Exercise goal – Wherever a line in the data below holds "stays", copy that line.

Material for this task –
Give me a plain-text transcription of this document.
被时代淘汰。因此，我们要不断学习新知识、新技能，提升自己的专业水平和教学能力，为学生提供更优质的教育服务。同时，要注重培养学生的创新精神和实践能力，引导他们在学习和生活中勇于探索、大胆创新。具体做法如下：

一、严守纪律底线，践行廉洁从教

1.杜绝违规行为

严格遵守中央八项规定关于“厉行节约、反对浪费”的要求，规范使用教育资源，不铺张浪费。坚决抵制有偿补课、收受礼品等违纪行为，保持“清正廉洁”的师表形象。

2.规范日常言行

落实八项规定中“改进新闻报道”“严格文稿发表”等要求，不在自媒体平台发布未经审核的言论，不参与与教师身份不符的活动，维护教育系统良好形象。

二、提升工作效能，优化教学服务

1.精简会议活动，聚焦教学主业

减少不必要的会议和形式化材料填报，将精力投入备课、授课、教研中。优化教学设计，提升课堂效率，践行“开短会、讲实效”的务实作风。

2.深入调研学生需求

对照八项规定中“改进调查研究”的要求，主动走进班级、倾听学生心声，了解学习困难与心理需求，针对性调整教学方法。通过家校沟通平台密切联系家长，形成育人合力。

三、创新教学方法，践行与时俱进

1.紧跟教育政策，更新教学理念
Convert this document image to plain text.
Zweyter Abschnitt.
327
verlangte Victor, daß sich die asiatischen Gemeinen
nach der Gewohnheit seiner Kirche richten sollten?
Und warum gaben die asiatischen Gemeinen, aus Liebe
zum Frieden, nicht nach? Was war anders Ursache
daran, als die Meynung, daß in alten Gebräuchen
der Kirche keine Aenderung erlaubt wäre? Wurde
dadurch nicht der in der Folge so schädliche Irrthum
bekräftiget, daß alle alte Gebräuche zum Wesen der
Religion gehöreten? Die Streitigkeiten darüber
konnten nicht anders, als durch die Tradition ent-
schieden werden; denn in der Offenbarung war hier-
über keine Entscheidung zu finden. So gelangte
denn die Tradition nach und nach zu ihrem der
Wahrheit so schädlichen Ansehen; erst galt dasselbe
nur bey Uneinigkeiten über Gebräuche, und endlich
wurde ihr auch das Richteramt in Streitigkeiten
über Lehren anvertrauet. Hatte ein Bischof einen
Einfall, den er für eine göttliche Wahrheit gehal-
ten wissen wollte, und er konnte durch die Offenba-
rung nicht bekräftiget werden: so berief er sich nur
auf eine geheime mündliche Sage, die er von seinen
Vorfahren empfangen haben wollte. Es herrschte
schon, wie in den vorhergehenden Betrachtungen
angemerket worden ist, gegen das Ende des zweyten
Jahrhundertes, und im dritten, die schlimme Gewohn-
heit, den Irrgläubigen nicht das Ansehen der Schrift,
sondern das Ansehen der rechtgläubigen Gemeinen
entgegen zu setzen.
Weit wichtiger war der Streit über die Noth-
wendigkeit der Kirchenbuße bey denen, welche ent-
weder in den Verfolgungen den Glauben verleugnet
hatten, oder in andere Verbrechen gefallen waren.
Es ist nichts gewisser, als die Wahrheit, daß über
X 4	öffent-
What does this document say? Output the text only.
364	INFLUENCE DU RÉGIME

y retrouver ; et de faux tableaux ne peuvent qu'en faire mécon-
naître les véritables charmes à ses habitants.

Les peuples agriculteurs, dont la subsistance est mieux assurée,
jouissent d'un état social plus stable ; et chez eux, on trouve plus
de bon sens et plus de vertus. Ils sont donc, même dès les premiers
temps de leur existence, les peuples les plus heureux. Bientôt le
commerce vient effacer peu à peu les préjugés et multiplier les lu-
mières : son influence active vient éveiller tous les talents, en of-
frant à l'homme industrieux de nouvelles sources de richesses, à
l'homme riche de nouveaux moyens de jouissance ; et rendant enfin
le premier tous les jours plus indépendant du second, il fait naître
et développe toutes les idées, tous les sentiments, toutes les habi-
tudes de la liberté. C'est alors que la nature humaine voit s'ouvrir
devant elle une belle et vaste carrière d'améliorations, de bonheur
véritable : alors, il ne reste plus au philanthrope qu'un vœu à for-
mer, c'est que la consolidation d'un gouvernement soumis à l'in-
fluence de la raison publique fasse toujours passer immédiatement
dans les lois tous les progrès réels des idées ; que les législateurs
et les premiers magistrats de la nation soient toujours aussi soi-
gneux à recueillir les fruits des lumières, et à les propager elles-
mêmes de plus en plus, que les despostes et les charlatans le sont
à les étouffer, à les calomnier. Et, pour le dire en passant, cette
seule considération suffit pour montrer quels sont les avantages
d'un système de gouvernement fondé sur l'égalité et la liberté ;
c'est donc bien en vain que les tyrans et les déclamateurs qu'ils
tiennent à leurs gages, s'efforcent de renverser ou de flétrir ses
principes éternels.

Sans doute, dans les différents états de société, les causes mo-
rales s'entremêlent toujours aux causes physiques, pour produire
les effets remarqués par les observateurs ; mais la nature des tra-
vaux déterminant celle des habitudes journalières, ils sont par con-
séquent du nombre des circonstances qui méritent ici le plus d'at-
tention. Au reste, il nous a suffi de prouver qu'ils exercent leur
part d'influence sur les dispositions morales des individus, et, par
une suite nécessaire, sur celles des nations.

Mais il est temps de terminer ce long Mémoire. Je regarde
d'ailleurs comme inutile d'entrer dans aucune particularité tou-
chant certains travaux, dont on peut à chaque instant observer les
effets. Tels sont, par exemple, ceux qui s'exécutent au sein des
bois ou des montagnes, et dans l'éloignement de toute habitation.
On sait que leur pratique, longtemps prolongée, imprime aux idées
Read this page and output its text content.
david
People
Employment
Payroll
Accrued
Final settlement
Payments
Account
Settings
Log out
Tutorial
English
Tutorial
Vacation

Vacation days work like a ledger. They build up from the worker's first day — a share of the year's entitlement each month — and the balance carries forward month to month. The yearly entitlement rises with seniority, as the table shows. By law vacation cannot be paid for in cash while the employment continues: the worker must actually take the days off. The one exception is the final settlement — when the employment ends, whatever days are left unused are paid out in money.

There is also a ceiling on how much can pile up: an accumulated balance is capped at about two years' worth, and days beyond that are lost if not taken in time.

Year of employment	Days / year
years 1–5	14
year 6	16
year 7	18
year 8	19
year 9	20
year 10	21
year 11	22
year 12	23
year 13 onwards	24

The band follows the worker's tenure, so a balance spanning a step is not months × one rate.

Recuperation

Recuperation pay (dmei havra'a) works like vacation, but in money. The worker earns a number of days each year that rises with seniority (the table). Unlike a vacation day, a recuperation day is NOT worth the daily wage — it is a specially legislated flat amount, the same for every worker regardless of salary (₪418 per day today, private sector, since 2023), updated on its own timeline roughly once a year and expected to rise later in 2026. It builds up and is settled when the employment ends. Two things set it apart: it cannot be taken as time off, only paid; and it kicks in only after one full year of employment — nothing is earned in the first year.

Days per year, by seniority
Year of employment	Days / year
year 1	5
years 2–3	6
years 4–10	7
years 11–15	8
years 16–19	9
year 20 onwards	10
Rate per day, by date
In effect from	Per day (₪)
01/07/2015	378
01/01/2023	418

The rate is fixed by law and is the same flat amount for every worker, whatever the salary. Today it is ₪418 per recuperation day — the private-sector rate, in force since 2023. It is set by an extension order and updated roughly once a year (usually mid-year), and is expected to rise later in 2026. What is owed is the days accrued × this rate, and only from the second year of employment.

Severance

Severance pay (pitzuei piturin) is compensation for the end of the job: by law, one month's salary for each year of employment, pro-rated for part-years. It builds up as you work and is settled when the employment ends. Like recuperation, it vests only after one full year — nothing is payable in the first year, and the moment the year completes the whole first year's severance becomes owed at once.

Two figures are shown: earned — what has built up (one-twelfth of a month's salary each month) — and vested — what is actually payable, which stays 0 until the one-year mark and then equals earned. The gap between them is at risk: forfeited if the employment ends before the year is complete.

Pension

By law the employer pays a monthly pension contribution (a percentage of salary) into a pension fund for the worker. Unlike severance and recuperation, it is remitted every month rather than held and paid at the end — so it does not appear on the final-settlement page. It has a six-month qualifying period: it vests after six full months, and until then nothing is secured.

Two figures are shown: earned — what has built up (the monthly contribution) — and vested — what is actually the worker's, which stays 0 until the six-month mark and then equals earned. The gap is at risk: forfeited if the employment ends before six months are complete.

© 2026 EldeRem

Task solution –
Two figures are shown: earned — what has built up (one-twelfth of a month's salary each month) — and vested — what is actually payable, which stays 0 until the one-year mark and then equals earned. The gap between them is at risk: forfeited if the employment ends before the year is complete.
Two figures are shown: earned — what has built up (the monthly contribution) — and vested — what is actually the worker's, which stays 0 until the six-month mark and then equals earned. The gap is at risk: forfeited if the employment ends before six months are complete.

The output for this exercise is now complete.